Requirements =
Report how many lines of these entries hold the string "into"; reply with the number alone.

Task inputs =

-- BEGIN --

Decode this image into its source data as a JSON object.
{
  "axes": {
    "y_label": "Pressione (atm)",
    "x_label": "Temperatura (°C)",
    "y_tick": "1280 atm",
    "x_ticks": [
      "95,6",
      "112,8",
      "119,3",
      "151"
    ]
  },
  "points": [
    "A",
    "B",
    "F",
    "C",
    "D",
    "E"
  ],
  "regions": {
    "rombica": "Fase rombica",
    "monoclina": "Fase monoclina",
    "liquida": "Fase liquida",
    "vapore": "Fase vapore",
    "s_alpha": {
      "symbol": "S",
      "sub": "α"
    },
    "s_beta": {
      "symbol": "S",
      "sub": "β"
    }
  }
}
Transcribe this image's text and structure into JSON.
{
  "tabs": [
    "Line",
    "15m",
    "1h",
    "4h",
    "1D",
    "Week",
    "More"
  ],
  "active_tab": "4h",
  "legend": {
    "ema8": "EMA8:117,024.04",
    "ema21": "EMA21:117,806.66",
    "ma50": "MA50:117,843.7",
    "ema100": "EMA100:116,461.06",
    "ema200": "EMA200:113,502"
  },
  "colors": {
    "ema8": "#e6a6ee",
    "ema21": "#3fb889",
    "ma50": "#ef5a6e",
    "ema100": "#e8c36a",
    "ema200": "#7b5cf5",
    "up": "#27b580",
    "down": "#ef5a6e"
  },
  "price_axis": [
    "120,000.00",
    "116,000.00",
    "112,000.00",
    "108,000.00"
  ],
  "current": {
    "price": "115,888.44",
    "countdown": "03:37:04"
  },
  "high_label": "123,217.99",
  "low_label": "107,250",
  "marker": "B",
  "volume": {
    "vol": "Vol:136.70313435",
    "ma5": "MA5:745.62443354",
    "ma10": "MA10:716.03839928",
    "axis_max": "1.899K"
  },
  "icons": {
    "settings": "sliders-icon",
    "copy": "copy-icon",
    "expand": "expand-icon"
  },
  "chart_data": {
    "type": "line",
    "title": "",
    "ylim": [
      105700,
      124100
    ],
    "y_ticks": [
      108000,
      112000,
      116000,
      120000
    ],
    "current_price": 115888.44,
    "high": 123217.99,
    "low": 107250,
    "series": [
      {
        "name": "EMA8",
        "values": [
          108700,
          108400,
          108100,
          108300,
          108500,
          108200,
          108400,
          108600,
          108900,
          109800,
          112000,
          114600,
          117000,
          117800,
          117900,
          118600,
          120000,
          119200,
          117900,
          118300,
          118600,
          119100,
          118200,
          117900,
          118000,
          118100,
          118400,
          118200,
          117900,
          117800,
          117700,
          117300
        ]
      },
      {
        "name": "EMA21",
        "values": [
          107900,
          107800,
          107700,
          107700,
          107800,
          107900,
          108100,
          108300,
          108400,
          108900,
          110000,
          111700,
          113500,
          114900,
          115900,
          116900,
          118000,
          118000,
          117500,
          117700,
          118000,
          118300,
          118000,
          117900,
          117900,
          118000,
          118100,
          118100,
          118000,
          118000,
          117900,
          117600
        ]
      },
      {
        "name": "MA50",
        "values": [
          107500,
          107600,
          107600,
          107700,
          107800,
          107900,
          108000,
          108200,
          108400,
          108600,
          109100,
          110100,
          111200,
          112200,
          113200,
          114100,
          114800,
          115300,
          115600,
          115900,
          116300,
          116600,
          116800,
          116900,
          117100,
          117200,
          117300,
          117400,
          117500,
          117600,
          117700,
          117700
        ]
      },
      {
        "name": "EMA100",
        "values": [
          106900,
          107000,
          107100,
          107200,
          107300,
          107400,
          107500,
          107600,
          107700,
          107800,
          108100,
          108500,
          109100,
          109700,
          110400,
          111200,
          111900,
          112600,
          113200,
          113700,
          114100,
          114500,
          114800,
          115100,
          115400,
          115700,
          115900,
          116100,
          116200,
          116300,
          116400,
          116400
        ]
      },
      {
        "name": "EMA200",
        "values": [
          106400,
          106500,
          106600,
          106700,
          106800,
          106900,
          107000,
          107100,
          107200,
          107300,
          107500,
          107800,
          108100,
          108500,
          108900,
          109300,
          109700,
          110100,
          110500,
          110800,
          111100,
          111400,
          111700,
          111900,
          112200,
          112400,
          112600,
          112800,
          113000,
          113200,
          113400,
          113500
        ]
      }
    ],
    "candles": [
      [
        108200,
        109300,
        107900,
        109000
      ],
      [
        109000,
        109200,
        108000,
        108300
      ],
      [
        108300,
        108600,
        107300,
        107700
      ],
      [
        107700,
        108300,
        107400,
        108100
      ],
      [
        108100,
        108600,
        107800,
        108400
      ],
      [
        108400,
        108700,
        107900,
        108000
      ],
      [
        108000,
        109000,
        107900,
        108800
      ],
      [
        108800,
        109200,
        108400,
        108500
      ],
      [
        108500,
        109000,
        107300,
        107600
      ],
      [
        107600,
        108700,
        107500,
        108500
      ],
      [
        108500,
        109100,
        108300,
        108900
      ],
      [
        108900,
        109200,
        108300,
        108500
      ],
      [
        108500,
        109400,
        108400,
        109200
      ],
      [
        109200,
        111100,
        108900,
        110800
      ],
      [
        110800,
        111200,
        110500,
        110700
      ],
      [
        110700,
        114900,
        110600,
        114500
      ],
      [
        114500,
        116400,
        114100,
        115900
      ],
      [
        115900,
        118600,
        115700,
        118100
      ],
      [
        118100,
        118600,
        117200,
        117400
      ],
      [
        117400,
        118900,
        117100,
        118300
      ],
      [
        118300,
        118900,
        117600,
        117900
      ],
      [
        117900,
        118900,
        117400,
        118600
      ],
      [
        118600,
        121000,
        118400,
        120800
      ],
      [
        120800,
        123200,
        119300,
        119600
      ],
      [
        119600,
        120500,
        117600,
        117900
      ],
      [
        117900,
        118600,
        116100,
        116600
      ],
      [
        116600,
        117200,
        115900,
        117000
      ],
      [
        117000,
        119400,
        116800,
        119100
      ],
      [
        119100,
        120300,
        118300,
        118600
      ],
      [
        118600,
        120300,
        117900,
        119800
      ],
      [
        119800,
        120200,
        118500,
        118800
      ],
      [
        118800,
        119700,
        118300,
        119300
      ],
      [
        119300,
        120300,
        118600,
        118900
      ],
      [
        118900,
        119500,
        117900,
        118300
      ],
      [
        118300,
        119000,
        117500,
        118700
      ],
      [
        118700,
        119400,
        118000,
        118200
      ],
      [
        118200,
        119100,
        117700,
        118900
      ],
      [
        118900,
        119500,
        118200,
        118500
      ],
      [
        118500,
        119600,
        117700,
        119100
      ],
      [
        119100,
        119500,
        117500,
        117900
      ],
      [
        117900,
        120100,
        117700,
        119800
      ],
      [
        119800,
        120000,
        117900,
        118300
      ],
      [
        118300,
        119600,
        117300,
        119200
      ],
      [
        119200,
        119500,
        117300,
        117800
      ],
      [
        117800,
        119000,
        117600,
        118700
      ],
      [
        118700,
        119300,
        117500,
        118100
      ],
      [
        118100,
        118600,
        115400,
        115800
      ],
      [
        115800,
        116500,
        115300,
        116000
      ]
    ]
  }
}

-- END --

Output of the exercise =
2